▶ [REQUIRED TASK A] Reproduce the records below verbatim, line for line, and omit the pictures.

▶ [DOCUMENT PASSAGE]
━━━━━━━━

I am in the same boat! My EX is lame as all hell, he wants me back but does NOTHING to prove to me that he has changed and is the man I deserve. My marriage was over a year before I left him. No love, no affection nothing left...


----------



## spiritangel (Oct 9, 2013)

ok DARE FOR EVERYONE!!!


List 5 reasons why you are AWESOME!!


----------



## HeavyDuty24 (Oct 9, 2013)

Ok! lol

1. I can play guitar
2. I personally know Adrian Peterson (childhood friend)
3. I have nice shoulders haha.
4.Im a nice person
5.Warren Moon is my cousin!


----------



## missyj1978 (Oct 9, 2013)

1. I have a good connection with animals
2. I taught my son to swim at the age of 2
3. I changed the alternator in my car myself 
4. I can wear little girls shoes so I always find great deals on nikes
5. I can kick most of my guy friends butts lol!


----------



## DKnight00 (Oct 9, 2013)

1. I'm hardcore dedicated to getting college done soon

2. Although I consider myself an introvert, I can get along with pretty much everyone I meet

3. I'm a perfectionist with certain things (working, working out, video games)

4. I think I have good taste in things

5. I have great stamina in the bedroom haha


----------



## Mathias (Oct 9, 2013)

1. I've got a great sense of humor.

2. I taught my dog how to high-five.

3. I try to be friends with everyone I meet.

4. I'm usually not depressed about things that are bothering me for too long.

5. I'll own you at Street Fighter 4.


----------



## CarlaSixx (Oct 9, 2013)

1) I'm me.
2) I'm bilingual.
3) I'm competitive.
4) I'm Canadian.
5) I like all animals. Especially dogs.


----------



## spiritangel (Oct 9, 2013)

1. I am creative

2. I am passionate

3. I love to cook

4. I am extremely intuitive

5 I am ME!


----------



## bmann0413 (Oct 10, 2013)

1. I may not be a genius, but I know for a fact that I AM a pretty intelligent dude. I'm glad that I'm so curious and willing to learn about things I don't know.

2. I think I'm a pretty caring and friendly guy.

3. Apparently, I'm cute. I don't really see it, but a lot of people say I am, so maybe I am?

4. Even though I doubt my skills a lot, I'm a pretty creative and imaginative guy.

━━━━━━━━

▶ [DATA EXCERPTS]
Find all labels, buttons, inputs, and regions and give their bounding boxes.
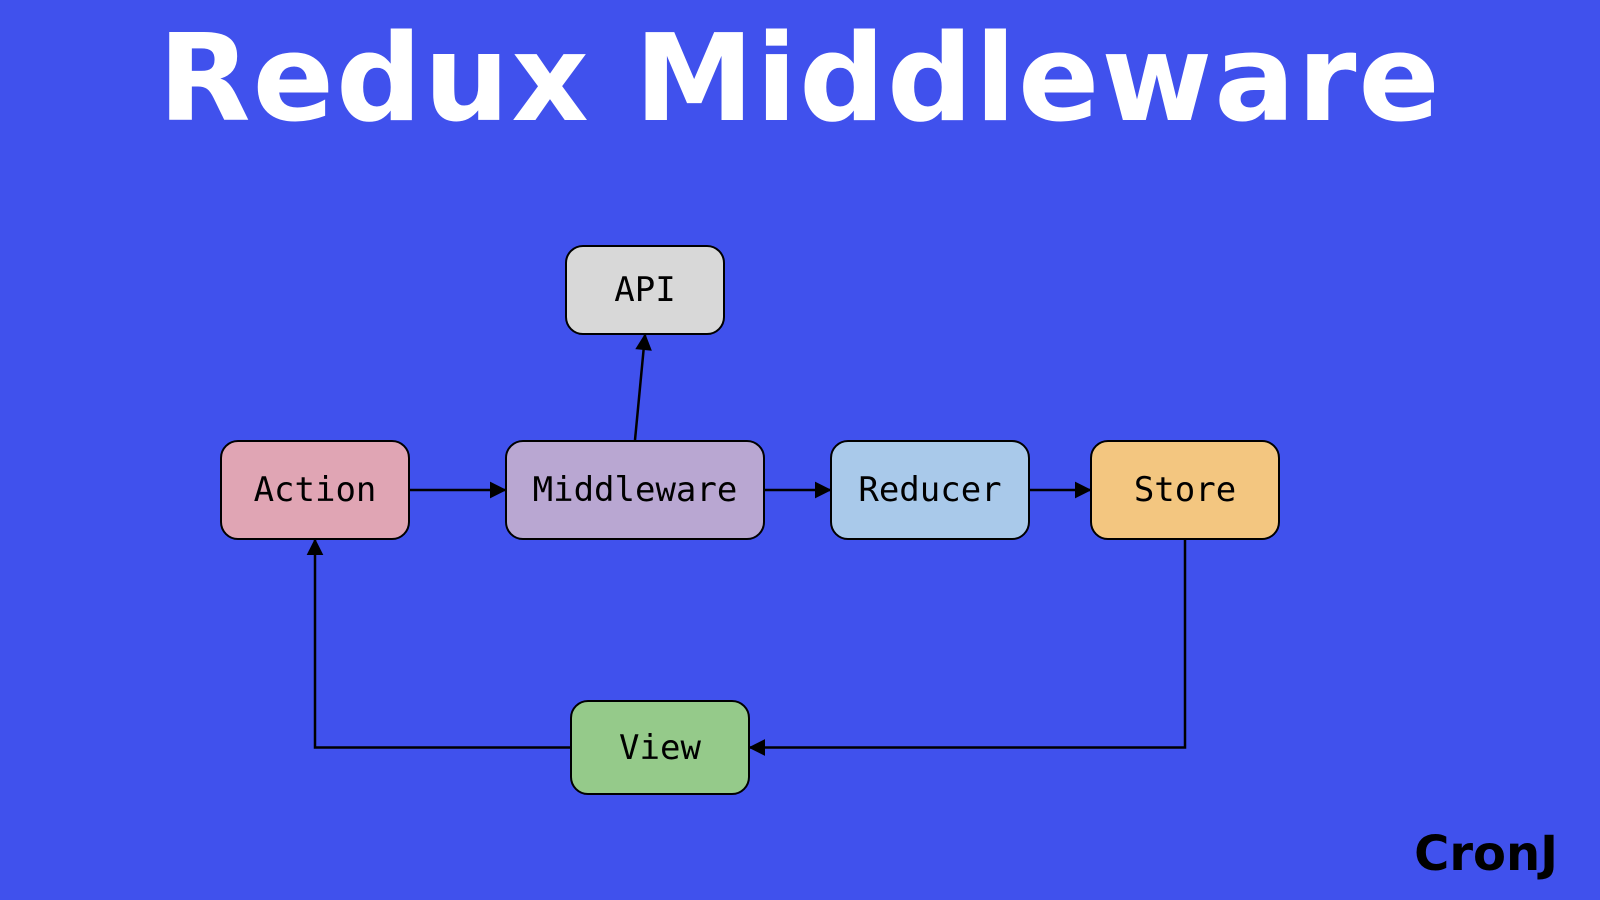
brand-label: CronJ	[1414, 826, 1558, 882]
edge-view-to-action	[315, 540, 570, 748]
diagram-canvas: Redux Middleware API Action Middleware R…	[0, 0, 1600, 900]
edges-layer	[0, 0, 1600, 900]
edge-middleware-to-api	[635, 335, 645, 440]
edge-store-to-view	[750, 540, 1185, 748]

━━━━━━━━

▶ [REQUIRED TASK B] Resume the forum thread above, starting right after its last sentence.

▶ [FINAL ANSWER A]
Find all labels, buttons, inputs, and regions and give their bounding boxes.
brand-label: CronJ	[1414, 826, 1558, 882]
edge-view-to-action	[315, 540, 570, 748]
diagram-canvas: Redux Middleware API Action Middleware R…	[0, 0, 1600, 900]
edges-layer	[0, 0, 1600, 900]
edge-middleware-to-api	[635, 335, 645, 440]
edge-store-to-view	[750, 540, 1185, 748]

▶ [FINAL ANSWER B]
5. There may be some things wrong with me, but I am a good person with a lot of heart. And that makes me awesome.


----------



## Sweetie (Oct 10, 2013)

spiritangel said:


> ok DARE FOR EVERYONE!!!
> 
> 
> List 5 reasons why you are AWESOME!!



1. I'm trustworthy.
2. I'm supportive.
3. I love to laugh and love to make the people around me laugh.
4. I'm very affectionate.
5. I'm open-minded.


----------



## SprocketRocket (Oct 15, 2013)

Single, here, I guess...


----------



## 1love_emily (Oct 16, 2013)

No longer single guys :wubu:


----------



## DKnight00 (Oct 16, 2013)

1love_emily said:


> No longer single guys :wubu:



Congrats !


----------



## Jon Blaze (Oct 17, 2013)

I'm probably going to be here for the 2014 thread... 

1. I'm loyal.
2. I try my best to be understanding.
3. I'm willing to make sacrifices. 
4. I am loving
5. I am supportive.


----------



## Sweetie (Oct 17, 2013)

1love_emily said:


> No longer single guys :wubu:




Good for you!


----------



## spiritangel (Oct 18, 2013)

Think its time to get this thread back to fun and games

Truth

The one deal breaker in a relationship for me is???....


I have a few but Smoking is a big one for me kissing a smoker is just gross (sorry smokers but when your a non smoker no matter how you try and mask it its still like kissing an ashtray)



Good Luck Emily hope he is good to you!!


Brings in new bags of chips and some chocolate bars, hands out cherry ripes and puts both feet firmly back in this thread


----------



## SprocketRocket (Oct 18, 2013)

> (sorry smokers but when your a non smoker no matter how you try and mask it its still like kissing an ashtray)



AGREED!!!!


----------



## largenlovely (Oct 18, 2013)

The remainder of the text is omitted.